» What is asked
Restate each line word for word. Leave out every picture.

» Provided records
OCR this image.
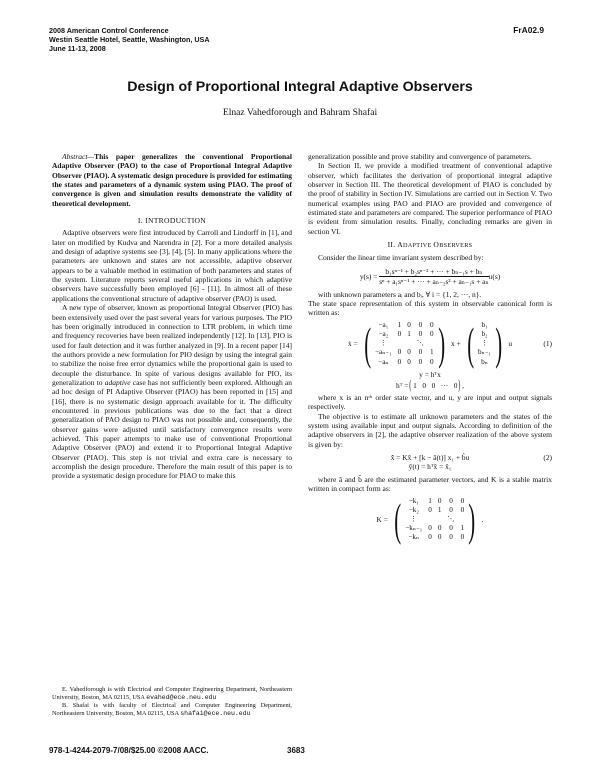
2008 American Control Conference
Westin Seattle Hotel, Seattle, Washington, USA
June 11-13, 2008
FrA02.9
Design of Proportional Integral Adaptive Observers
Elnaz Vahedforough and Bahram Shafai

Abstract—This paper generalizes the conventional Proportional Adaptive Observer (PAO) to the case of Proportional Integral Adaptive Observer (PIAO). A systematic design procedure is provided for estimating the states and parameters of a dynamic system using PIAO. The proof of convergence is given and simulation results demonstrate the validity of theoretical development.

I. INTRODUCTION

Adaptive observers were first introduced by Carroll and Lindorff in [1], and later on modified by Kudva and Narendra in [2]. For a more detailed analysis and design of adaptive systems see [3], [4], [5]. In many applications where the parameters are unknown and states are not accessible, adaptive observer appears to be a valuable method in estimation of both parameters and states of the system. Literature reports several useful applications in which adaptive observers have successfully been employed [6] - [11]. In almost all of these applications the conventional structure of adaptive observer (PAO) is used.

A new type of observer, known as proportional Integral Observer (PIO) has been extensively used over the past several years for various purposes. The PIO has been originally introduced in connection to LTR problem, in which time and frequency recoveries have been realized independently [12]. In [13], PIO is used for fault detection and it was further analyzed in [9]. In a recent paper [14] the authors provide a new formulation for PIO design by using the integral gain to stabilize the noise free error dynamics while the proportional gain is used to decouple the disturbance. In spite of various designs available for PIO, its generalization to adaptive case has not sufficiently been explored. Although an ad hoc design of PI Adaptive Observer (PIAO) has been reported in [15] and [16], there is no systematic design approach available for it. The difficulty encountered in previous publications was due to the fact that a direct generalization of PAO design to PIAO was not possible and, consequently, the observer gains were adjusted until satisfactory convergence results were achieved. This paper attempts to make use of conventional Proportional Adaptive Observer (PAO) and extend it to Proportional Integral Adaptive Observer (PIAO). This step is not trivial and extra care is necessary to accomplish the design procedure. Therefore the main result of this paper is to provide a systematic design procedure for PIAO to make this

E. Vahedforough is with Electrical and Computer Engineering Department, Northeastern University, Boston, MA 02115, USA evahed@ece.neu.edu
B. Shafai is with faculty of Electrical and Computer Engineering Department, Northeastern University, Boston, MA 02115, USA shafai@ece.neu.edu

generalization possible and prove stability and convergence of parameters.

In Section II, we provide a modified treatment of conventional adaptive observer, which facilitates the derivation of proportional integral adaptive observer in Section III. The theoretical development of PIAO is concluded by the proof of stability in Section IV. Simulations are carried out in Section V. Two numerical examples using PAO and PIAO are provided and convergence of estimated state and parameters are compared. The superior performance of PIAO is evident from simulation results. Finally, concluding remarks are given in section VI.

II. ADAPTIVE OBSERVERS

Consider the linear time invariant system described by:

y(s) =
$\frac{\text{b₁sⁿ⁻¹ + b₂sⁿ⁻² + ··· + bₙ₋₁s + bₙ}}{\text{sⁿ + a₁sⁿ⁻¹ + ··· + aₙ₋₂s² + aₙ₋₁s + aₙ}} u(s)$

with unknown parameters aᵢ and bᵢ, ∀ i = {1, 2, ···, n}.

The state space representation of this system in observable canonical form is written as:

ẋ = (	−a₁	1 0 0 0
−a₂	0 1 0 0
⋮	⋱
−aₙ₋₁ 0 0 0 1
−aₙ	0 0 0 0 ) x + (	b₁
b₂
⋮
bₙ₋₁
bₙ ) u	(1)
y = hᵀx
hᵀ = ( 1   0   0   ···   0 ) ,

where x is an nᵗʰ order state vector, and u, y are input and output signals respectively.

The objective is to estimate all unknown parameters and the states of the system using available input and output signals. According to definition of the adaptive observers in [2], the adaptive observer realization of the above system is given by:

x̂̇ = Kx̂ + [k − â(t)] x₁ + b̂u
ŷ(t) = hᵀx̂ = x̂₁
(2)

where â and b̂ are the estimated parameter vectors, and K is a stable matrix written in compact form as:

K = (	−k₁	1 0 0 0
−k₂	0 1 0 0
⋮	⋱
−kₙ₋₁ 0 0 0 1
−kₙ	0 0 0 0 ) .
978-1-4244-2079-7/08/$25.00 ©2008 AACC.	3683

» Written solution
OCR this image.
2008 American Control Conference
Westin Seattle Hotel, Seattle, Washington, USA
June 11-13, 2008
FrA02.9
Design of Proportional Integral Adaptive Observers
Elnaz Vahedforough and Bahram Shafai

Abstract—This paper generalizes the conventional Proportional Adaptive Observer (PAO) to the case of Proportional Integral Adaptive Observer (PIAO). A systematic design procedure is provided for estimating the states and parameters of a dynamic system using PIAO. The proof of convergence is given and simulation results demonstrate the validity of theoretical development.

I. INTRODUCTION

Adaptive observers were first introduced by Carroll and Lindorff in [1], and later on modified by Kudva and Narendra in [2]. For a more detailed analysis and design of adaptive systems see [3], [4], [5]. In many applications where the parameters are unknown and states are not accessible, adaptive observer appears to be a valuable method in estimation of both parameters and states of the system. Literature reports several useful applications in which adaptive observers have successfully been employed [6] - [11]. In almost all of these applications the conventional structure of adaptive observer (PAO) is used.

A new type of observer, known as proportional Integral Observer (PIO) has been extensively used over the past several years for various purposes. The PIO has been originally introduced in connection to LTR problem, in which time and frequency recoveries have been realized independently [12]. In [13], PIO is used for fault detection and it was further analyzed in [9]. In a recent paper [14] the authors provide a new formulation for PIO design by using the integral gain to stabilize the noise free error dynamics while the proportional gain is used to decouple the disturbance. In spite of various designs available for PIO, its generalization to adaptive case has not sufficiently been explored. Although an ad hoc design of PI Adaptive Observer (PIAO) has been reported in [15] and [16], there is no systematic design approach available for it. The difficulty encountered in previous publications was due to the fact that a direct generalization of PAO design to PIAO was not possible and, consequently, the observer gains were adjusted until satisfactory convergence results were achieved. This paper attempts to make use of conventional Proportional Adaptive Observer (PAO) and extend it to Proportional Integral Adaptive Observer (PIAO). This step is not trivial and extra care is necessary to accomplish the design procedure. Therefore the main result of this paper is to provide a systematic design procedure for PIAO to make this

E. Vahedforough is with Electrical and Computer Engineering Department, Northeastern University, Boston, MA 02115, USA evahed@ece.neu.edu
B. Shafai is with faculty of Electrical and Computer Engineering Department, Northeastern University, Boston, MA 02115, USA shafai@ece.neu.edu

generalization possible and prove stability and convergence of parameters.

In Section II, we provide a modified treatment of conventional adaptive observer, which facilitates the derivation of proportional integral adaptive observer in Section III. The theoretical development of PIAO is concluded by the proof of stability in Section IV. Simulations are carried out in Section V. Two numerical examples using PAO and PIAO are provided and convergence of estimated state and parameters are compared. The superior performance of PIAO is evident from simulation results. Finally, concluding remarks are given in section VI.

II. ADAPTIVE OBSERVERS

Consider the linear time invariant system described by:

y(s) =
$\frac{\text{b₁sⁿ⁻¹ + b₂sⁿ⁻² + ··· + bₙ₋₁s + bₙ}}{\text{sⁿ + a₁sⁿ⁻¹ + ··· + aₙ₋₂s² + aₙ₋₁s + aₙ}} u(s)$

with unknown parameters aᵢ and bᵢ, ∀ i = {1, 2, ···, n}.

The state space representation of this system in observable canonical form is written as:

ẋ = (	−a₁	1 0 0 0
−a₂	0 1 0 0
⋮	⋱
−aₙ₋₁ 0 0 0 1
−aₙ	0 0 0 0 ) x + (	b₁
b₂
⋮
bₙ₋₁
bₙ ) u	(1)
y = hᵀx
hᵀ = ( 1   0   0   ···   0 ) ,

where x is an nᵗʰ order state vector, and u, y are input and output signals respectively.

The objective is to estimate all unknown parameters and the states of the system using available input and output signals. According to definition of the adaptive observers in [2], the adaptive observer realization of the above system is given by:

x̂̇ = Kx̂ + [k − â(t)] x₁ + b̂u
ŷ(t) = hᵀx̂ = x̂₁
(2)

where â and b̂ are the estimated parameter vectors, and K is a stable matrix written in compact form as:

K = (	−k₁	1 0 0 0
−k₂	0 1 0 0
⋮	⋱
−kₙ₋₁ 0 0 0 1
−kₙ	0 0 0 0 ) .
978-1-4244-2079-7/08/$25.00 ©2008 AACC.	3683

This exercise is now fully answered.